SHORT EXERCISE – Output every entry exactly as written, skipping any pictures.
══════════
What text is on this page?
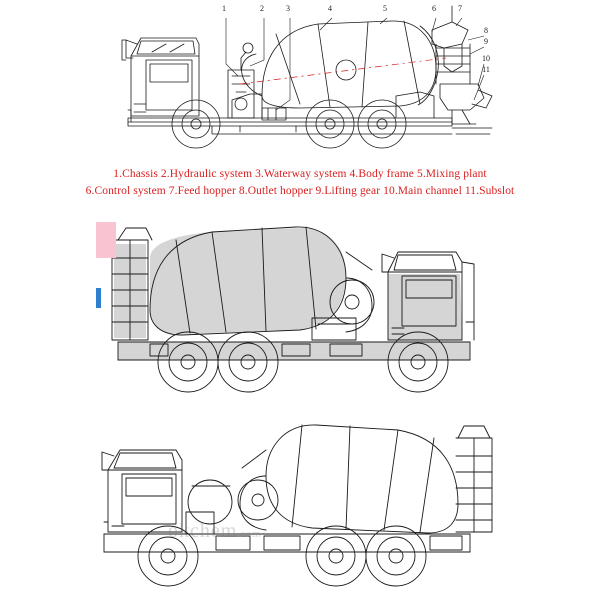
1	2	3	4	5	6	7
8
9
10
11
1.Chassis 2.Hydraulic system 3.Waterway system 4.Body frame 5.Mixing plant
6.Control system 7.Feed hopper 8.Outlet hopper 9.Lifting gear 10.Main channel 11.Subslot
okchem.com
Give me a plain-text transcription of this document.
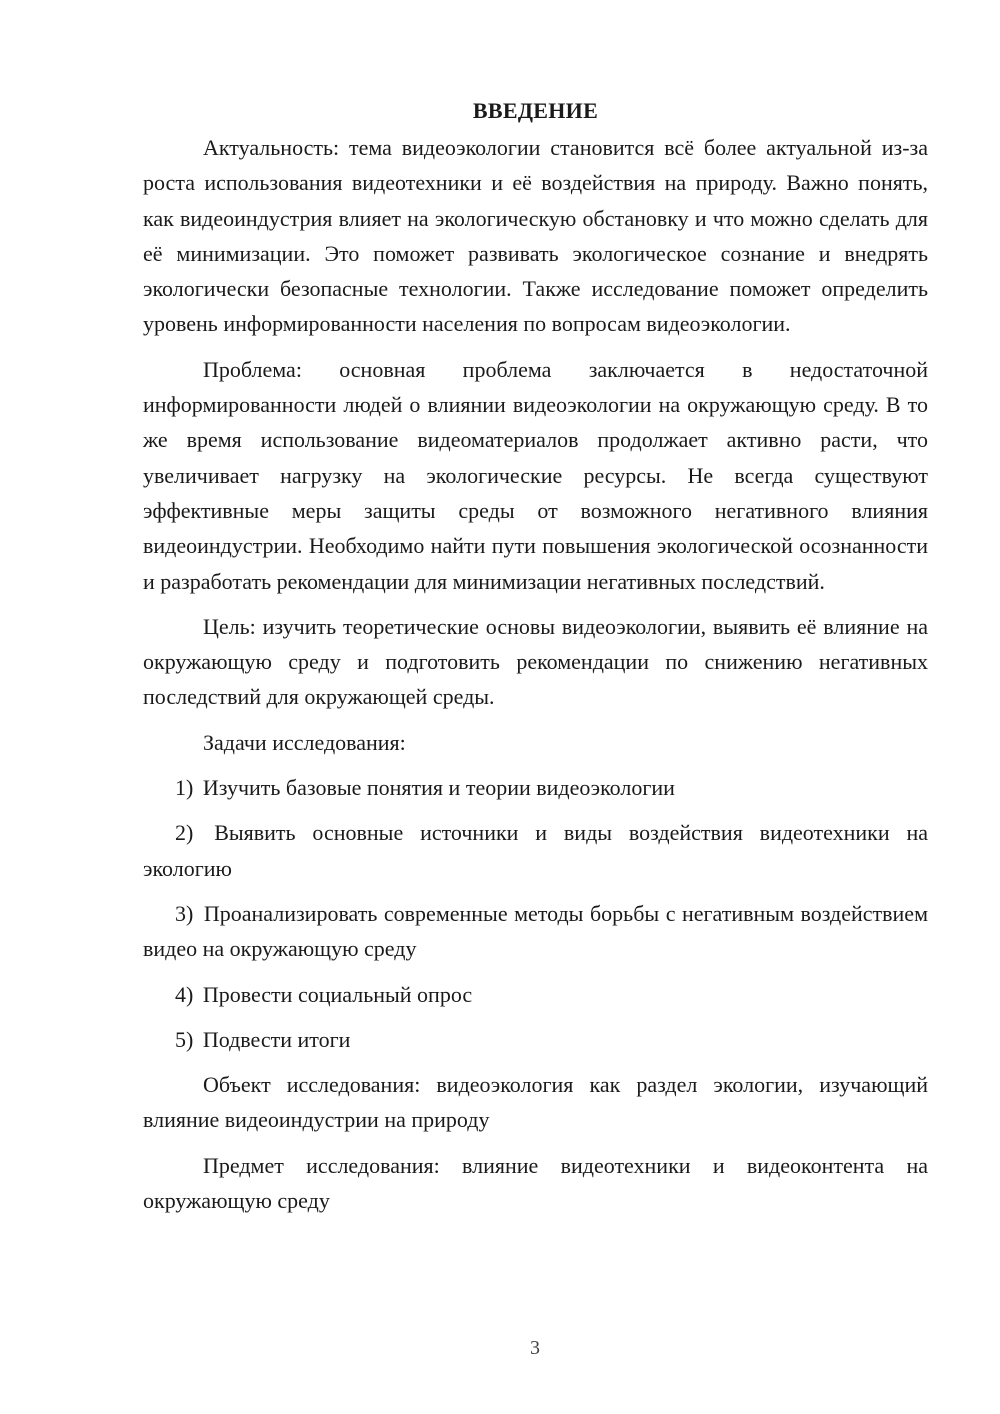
ВВЕДЕНИЕ

Актуальность: тема видеоэкологии становится всё более актуальной из-за роста использования видеотехники и её воздействия на природу. Важно понять, как видеоиндустрия влияет на экологическую обстановку и что можно сделать для её минимизации. Это поможет развивать экологическое сознание и внедрять экологически безопасные технологии. Также исследование поможет определить уровень информированности населения по вопросам видеоэкологии.

Проблема: основная проблема заключается в недостаточной информированности людей о влиянии видеоэкологии на окружающую среду. В то же время использование видеоматериалов продолжает активно расти, что увеличивает нагрузку на экологические ресурсы. Не всегда существуют эффективные меры защиты среды от возможного негативного влияния видеоиндустрии. Необходимо найти пути повышения экологической осознанности и разработать рекомендации для минимизации негативных последствий.

Цель: изучить теоретические основы видеоэкологии, выявить её влияние на окружающую среду и подготовить рекомендации по снижению негативных последствий для окружающей среды.

Задачи исследования:

1) Изучить базовые понятия и теории видеоэкологии
2) Выявить основные источники и виды воздействия видеотехники на экологию
3) Проанализировать современные методы борьбы с негативным воздействием видео на окружающую среду
4) Провести социальный опрос
5) Подвести итоги

Объект исследования: видеоэкология как раздел экологии, изучающий влияние видеоиндустрии на природу

Предмет исследования: влияние видеотехники и видеоконтента на окружающую среду

3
══════════
RESPONSE TO THIS EXERCISE –
What text is on this page?
1	2	3	4	5	6	7
8
9
10
11
1.Chassis 2.Hydraulic system 3.Waterway system 4.Body frame 5.Mixing plant
6.Control system 7.Feed hopper 8.Outlet hopper 9.Lifting gear 10.Main channel 11.Subslot
okchem.com
Give me a plain-text transcription of this document.
ВВЕДЕНИЕ

Актуальность: тема видеоэкологии становится всё более актуальной из-за роста использования видеотехники и её воздействия на природу. Важно понять, как видеоиндустрия влияет на экологическую обстановку и что можно сделать для её минимизации. Это поможет развивать экологическое сознание и внедрять экологически безопасные технологии. Также исследование поможет определить уровень информированности населения по вопросам видеоэкологии.

Проблема: основная проблема заключается в недостаточной информированности людей о влиянии видеоэкологии на окружающую среду. В то же время использование видеоматериалов продолжает активно расти, что увеличивает нагрузку на экологические ресурсы. Не всегда существуют эффективные меры защиты среды от возможного негативного влияния видеоиндустрии. Необходимо найти пути повышения экологической осознанности и разработать рекомендации для минимизации негативных последствий.

Цель: изучить теоретические основы видеоэкологии, выявить её влияние на окружающую среду и подготовить рекомендации по снижению негативных последствий для окружающей среды.

Задачи исследования:

1) Изучить базовые понятия и теории видеоэкологии
2) Выявить основные источники и виды воздействия видеотехники на экологию
3) Проанализировать современные методы борьбы с негативным воздействием видео на окружающую среду
4) Провести социальный опрос
5) Подвести итоги

Объект исследования: видеоэкология как раздел экологии, изучающий влияние видеоиндустрии на природу

Предмет исследования: влияние видеотехники и видеоконтента на окружающую среду

3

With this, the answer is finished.